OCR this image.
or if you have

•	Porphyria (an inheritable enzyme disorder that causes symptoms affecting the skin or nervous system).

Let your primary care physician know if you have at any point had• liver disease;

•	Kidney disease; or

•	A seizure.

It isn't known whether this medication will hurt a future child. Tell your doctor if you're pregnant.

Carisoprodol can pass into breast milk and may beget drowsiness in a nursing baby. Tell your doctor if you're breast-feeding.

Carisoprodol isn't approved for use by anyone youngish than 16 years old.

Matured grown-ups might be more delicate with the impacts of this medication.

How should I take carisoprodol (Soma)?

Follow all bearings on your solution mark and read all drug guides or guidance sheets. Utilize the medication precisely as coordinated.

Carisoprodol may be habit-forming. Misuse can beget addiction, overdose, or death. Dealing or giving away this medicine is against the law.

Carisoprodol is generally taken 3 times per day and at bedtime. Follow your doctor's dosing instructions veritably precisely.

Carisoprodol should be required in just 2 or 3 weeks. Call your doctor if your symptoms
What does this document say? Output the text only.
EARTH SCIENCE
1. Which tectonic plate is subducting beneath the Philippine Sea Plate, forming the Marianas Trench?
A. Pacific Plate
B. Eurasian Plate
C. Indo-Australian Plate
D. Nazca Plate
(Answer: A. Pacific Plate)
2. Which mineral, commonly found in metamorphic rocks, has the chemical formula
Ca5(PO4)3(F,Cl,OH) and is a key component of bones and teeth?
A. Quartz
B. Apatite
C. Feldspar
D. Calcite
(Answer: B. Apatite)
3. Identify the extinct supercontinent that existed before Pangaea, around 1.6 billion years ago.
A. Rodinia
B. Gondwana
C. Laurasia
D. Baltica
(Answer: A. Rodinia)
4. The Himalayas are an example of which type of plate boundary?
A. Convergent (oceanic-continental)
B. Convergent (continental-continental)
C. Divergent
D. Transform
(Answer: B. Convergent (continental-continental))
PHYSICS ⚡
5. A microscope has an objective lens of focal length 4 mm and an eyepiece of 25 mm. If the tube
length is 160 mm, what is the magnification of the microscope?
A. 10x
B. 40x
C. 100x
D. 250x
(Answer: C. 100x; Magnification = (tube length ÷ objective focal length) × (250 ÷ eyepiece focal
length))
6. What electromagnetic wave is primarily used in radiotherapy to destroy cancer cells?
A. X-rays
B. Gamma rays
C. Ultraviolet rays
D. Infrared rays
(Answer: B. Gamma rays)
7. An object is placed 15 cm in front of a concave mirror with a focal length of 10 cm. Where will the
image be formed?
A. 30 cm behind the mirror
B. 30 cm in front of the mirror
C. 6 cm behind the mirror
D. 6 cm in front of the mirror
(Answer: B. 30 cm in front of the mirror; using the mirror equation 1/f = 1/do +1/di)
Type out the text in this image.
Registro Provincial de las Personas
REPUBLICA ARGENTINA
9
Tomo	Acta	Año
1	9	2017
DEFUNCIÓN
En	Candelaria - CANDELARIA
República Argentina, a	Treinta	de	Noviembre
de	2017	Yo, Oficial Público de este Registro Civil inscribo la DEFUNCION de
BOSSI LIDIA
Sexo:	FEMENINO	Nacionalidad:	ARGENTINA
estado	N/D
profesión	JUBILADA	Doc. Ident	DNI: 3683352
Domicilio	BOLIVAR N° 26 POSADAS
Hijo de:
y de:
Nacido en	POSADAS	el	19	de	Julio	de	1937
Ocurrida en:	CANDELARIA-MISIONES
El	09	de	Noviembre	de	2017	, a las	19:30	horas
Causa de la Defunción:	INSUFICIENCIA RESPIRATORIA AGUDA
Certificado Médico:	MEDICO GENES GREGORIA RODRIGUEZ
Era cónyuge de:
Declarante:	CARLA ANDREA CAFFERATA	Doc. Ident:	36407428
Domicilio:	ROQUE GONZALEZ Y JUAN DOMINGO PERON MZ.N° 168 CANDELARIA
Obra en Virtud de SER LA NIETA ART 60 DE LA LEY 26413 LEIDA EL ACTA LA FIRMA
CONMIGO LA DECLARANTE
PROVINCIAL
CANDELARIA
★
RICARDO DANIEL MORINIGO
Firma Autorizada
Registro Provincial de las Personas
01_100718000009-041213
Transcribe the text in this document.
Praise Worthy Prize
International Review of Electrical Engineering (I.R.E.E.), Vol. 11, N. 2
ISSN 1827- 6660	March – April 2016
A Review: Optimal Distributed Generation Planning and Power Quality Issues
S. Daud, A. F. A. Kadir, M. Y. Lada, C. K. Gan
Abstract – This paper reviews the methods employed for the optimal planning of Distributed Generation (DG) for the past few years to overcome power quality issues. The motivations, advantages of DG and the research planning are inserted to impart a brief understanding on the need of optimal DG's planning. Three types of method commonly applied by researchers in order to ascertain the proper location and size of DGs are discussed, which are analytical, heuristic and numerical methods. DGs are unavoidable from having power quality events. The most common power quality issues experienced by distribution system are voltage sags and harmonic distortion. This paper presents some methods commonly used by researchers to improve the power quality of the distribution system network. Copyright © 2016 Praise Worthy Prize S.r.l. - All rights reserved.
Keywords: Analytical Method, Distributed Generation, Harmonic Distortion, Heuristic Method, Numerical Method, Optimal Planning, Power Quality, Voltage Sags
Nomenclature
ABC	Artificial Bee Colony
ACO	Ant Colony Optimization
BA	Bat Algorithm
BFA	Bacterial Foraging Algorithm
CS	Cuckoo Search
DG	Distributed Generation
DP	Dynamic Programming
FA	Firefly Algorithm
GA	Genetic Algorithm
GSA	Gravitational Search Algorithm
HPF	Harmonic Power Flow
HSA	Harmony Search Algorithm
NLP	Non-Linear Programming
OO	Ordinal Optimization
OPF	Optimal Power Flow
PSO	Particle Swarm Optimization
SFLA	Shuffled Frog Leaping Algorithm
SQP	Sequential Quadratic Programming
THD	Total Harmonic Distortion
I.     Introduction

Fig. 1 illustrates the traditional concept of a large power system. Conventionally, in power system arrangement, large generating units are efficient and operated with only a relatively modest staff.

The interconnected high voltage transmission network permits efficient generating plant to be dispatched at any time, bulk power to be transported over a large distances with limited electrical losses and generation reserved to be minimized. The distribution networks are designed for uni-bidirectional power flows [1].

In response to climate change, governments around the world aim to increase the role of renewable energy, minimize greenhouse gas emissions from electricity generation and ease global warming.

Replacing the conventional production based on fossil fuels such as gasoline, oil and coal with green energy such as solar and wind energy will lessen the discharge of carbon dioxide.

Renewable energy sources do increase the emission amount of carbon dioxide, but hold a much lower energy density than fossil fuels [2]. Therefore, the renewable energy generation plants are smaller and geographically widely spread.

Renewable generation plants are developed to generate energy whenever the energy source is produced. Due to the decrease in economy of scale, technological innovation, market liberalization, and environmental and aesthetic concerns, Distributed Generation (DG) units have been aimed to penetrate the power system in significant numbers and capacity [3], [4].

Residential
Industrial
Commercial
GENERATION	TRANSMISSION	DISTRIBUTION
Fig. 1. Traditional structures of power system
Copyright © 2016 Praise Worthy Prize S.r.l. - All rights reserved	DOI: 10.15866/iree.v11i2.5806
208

--

> [What you have to do] Would you please give all of the entries above once more, exactly as they are?

> [Result below]
OCR this image.
or if you have

•	Porphyria (an inheritable enzyme disorder that causes symptoms affecting the skin or nervous system).

Let your primary care physician know if you have at any point had• liver disease;

•	Kidney disease; or

•	A seizure.

It isn't known whether this medication will hurt a future child. Tell your doctor if you're pregnant.

Carisoprodol can pass into breast milk and may beget drowsiness in a nursing baby. Tell your doctor if you're breast-feeding.

Carisoprodol isn't approved for use by anyone youngish than 16 years old.

Matured grown-ups might be more delicate with the impacts of this medication.

How should I take carisoprodol (Soma)?

Follow all bearings on your solution mark and read all drug guides or guidance sheets. Utilize the medication precisely as coordinated.

Carisoprodol may be habit-forming. Misuse can beget addiction, overdose, or death. Dealing or giving away this medicine is against the law.

Carisoprodol is generally taken 3 times per day and at bedtime. Follow your doctor's dosing instructions veritably precisely.

Carisoprodol should be required in just 2 or 3 weeks. Call your doctor if your symptoms
What does this document say? Output the text only.
EARTH SCIENCE
1. Which tectonic plate is subducting beneath the Philippine Sea Plate, forming the Marianas Trench?
A. Pacific Plate
B. Eurasian Plate
C. Indo-Australian Plate
D. Nazca Plate
(Answer: A. Pacific Plate)
2. Which mineral, commonly found in metamorphic rocks, has the chemical formula
Ca5(PO4)3(F,Cl,OH) and is a key component of bones and teeth?
A. Quartz
B. Apatite
C. Feldspar
D. Calcite
(Answer: B. Apatite)
3. Identify the extinct supercontinent that existed before Pangaea, around 1.6 billion years ago.
A. Rodinia
B. Gondwana
C. Laurasia
D. Baltica
(Answer: A. Rodinia)
4. The Himalayas are an example of which type of plate boundary?
A. Convergent (oceanic-continental)
B. Convergent (continental-continental)
C. Divergent
D. Transform
(Answer: B. Convergent (continental-continental))
PHYSICS ⚡
5. A microscope has an objective lens of focal length 4 mm and an eyepiece of 25 mm. If the tube
length is 160 mm, what is the magnification of the microscope?
A. 10x
B. 40x
C. 100x
D. 250x
(Answer: C. 100x; Magnification = (tube length ÷ objective focal length) × (250 ÷ eyepiece focal
length))
6. What electromagnetic wave is primarily used in radiotherapy to destroy cancer cells?
A. X-rays
B. Gamma rays
C. Ultraviolet rays
D. Infrared rays
(Answer: B. Gamma rays)
7. An object is placed 15 cm in front of a concave mirror with a focal length of 10 cm. Where will the
image be formed?
A. 30 cm behind the mirror
B. 30 cm in front of the mirror
C. 6 cm behind the mirror
D. 6 cm in front of the mirror
(Answer: B. 30 cm in front of the mirror; using the mirror equation 1/f = 1/do +1/di)
Type out the text in this image.
Registro Provincial de las Personas
REPUBLICA ARGENTINA
9
Tomo	Acta	Año
1	9	2017
DEFUNCIÓN
En	Candelaria - CANDELARIA
República Argentina, a	Treinta	de	Noviembre
de	2017	Yo, Oficial Público de este Registro Civil inscribo la DEFUNCION de
BOSSI LIDIA
Sexo:	FEMENINO	Nacionalidad:	ARGENTINA
estado	N/D
profesión	JUBILADA	Doc. Ident	DNI: 3683352
Domicilio	BOLIVAR N° 26 POSADAS
Hijo de:
y de:
Nacido en	POSADAS	el	19	de	Julio	de	1937
Ocurrida en:	CANDELARIA-MISIONES
El	09	de	Noviembre	de	2017	, a las	19:30	horas
Causa de la Defunción:	INSUFICIENCIA RESPIRATORIA AGUDA
Certificado Médico:	MEDICO GENES GREGORIA RODRIGUEZ
Era cónyuge de:
Declarante:	CARLA ANDREA CAFFERATA	Doc. Ident:	36407428
Domicilio:	ROQUE GONZALEZ Y JUAN DOMINGO PERON MZ.N° 168 CANDELARIA
Obra en Virtud de SER LA NIETA ART 60 DE LA LEY 26413 LEIDA EL ACTA LA FIRMA
CONMIGO LA DECLARANTE
PROVINCIAL
CANDELARIA
★
RICARDO DANIEL MORINIGO
Firma Autorizada
Registro Provincial de las Personas
01_100718000009-041213
Transcribe the text in this document.
Praise Worthy Prize
International Review of Electrical Engineering (I.R.E.E.), Vol. 11, N. 2
ISSN 1827- 6660	March – April 2016
A Review: Optimal Distributed Generation Planning and Power Quality Issues
S. Daud, A. F. A. Kadir, M. Y. Lada, C. K. Gan
Abstract – This paper reviews the methods employed for the optimal planning of Distributed Generation (DG) for the past few years to overcome power quality issues. The motivations, advantages of DG and the research planning are inserted to impart a brief understanding on the need of optimal DG's planning. Three types of method commonly applied by researchers in order to ascertain the proper location and size of DGs are discussed, which are analytical, heuristic and numerical methods. DGs are unavoidable from having power quality events. The most common power quality issues experienced by distribution system are voltage sags and harmonic distortion. This paper presents some methods commonly used by researchers to improve the power quality of the distribution system network. Copyright © 2016 Praise Worthy Prize S.r.l. - All rights reserved.
Keywords: Analytical Method, Distributed Generation, Harmonic Distortion, Heuristic Method, Numerical Method, Optimal Planning, Power Quality, Voltage Sags
Nomenclature
ABC	Artificial Bee Colony
ACO	Ant Colony Optimization
BA	Bat Algorithm
BFA	Bacterial Foraging Algorithm
CS	Cuckoo Search
DG	Distributed Generation
DP	Dynamic Programming
FA	Firefly Algorithm
GA	Genetic Algorithm
GSA	Gravitational Search Algorithm
HPF	Harmonic Power Flow
HSA	Harmony Search Algorithm
NLP	Non-Linear Programming
OO	Ordinal Optimization
OPF	Optimal Power Flow
PSO	Particle Swarm Optimization
SFLA	Shuffled Frog Leaping Algorithm
SQP	Sequential Quadratic Programming
THD	Total Harmonic Distortion
I.     Introduction

Fig. 1 illustrates the traditional concept of a large power system. Conventionally, in power system arrangement, large generating units are efficient and operated with only a relatively modest staff.

The interconnected high voltage transmission network permits efficient generating plant to be dispatched at any time, bulk power to be transported over a large distances with limited electrical losses and generation reserved to be minimized. The distribution networks are designed for uni-bidirectional power flows [1].

In response to climate change, governments around the world aim to increase the role of renewable energy, minimize greenhouse gas emissions from electricity generation and ease global warming.

Replacing the conventional production based on fossil fuels such as gasoline, oil and coal with green energy such as solar and wind energy will lessen the discharge of carbon dioxide.

Renewable energy sources do increase the emission amount of carbon dioxide, but hold a much lower energy density than fossil fuels [2]. Therefore, the renewable energy generation plants are smaller and geographically widely spread.

Renewable generation plants are developed to generate energy whenever the energy source is produced. Due to the decrease in economy of scale, technological innovation, market liberalization, and environmental and aesthetic concerns, Distributed Generation (DG) units have been aimed to penetrate the power system in significant numbers and capacity [3], [4].

Residential
Industrial
Commercial
GENERATION	TRANSMISSION	DISTRIBUTION
Fig. 1. Traditional structures of power system
Copyright © 2016 Praise Worthy Prize S.r.l. - All rights reserved	DOI: 10.15866/iree.v11i2.5806
208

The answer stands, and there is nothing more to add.